▶ **TASK REQUIREMENTS**: Produce a verbatim copy of the entries listed below.

* begin GIVEN RECORDS *

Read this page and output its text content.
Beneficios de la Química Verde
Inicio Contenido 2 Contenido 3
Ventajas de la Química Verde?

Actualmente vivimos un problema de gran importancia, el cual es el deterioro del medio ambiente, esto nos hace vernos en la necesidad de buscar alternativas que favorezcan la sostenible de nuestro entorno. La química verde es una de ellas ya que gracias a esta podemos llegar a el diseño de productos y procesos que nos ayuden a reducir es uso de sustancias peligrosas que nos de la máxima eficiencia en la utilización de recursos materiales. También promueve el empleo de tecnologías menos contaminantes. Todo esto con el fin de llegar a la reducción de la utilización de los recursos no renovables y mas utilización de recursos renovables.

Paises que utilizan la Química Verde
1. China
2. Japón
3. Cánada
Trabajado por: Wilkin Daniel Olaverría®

* end GIVEN RECORDS *

▶ **FINAL ANSWER**:
Read this page and output its text content.
Beneficios de la Química Verde
Inicio Contenido 2 Contenido 3
Ventajas de la Química Verde?

Actualmente vivimos un problema de gran importancia, el cual es el deterioro del medio ambiente, esto nos hace vernos en la necesidad de buscar alternativas que favorezcan la sostenible de nuestro entorno. La química verde es una de ellas ya que gracias a esta podemos llegar a el diseño de productos y procesos que nos ayuden a reducir es uso de sustancias peligrosas que nos de la máxima eficiencia en la utilización de recursos materiales. También promueve el empleo de tecnologías menos contaminantes. Todo esto con el fin de llegar a la reducción de la utilización de los recursos no renovables y mas utilización de recursos renovables.

Paises que utilizan la Química Verde
1. China
2. Japón
3. Cánada
Trabajado por: Wilkin Daniel Olaverría®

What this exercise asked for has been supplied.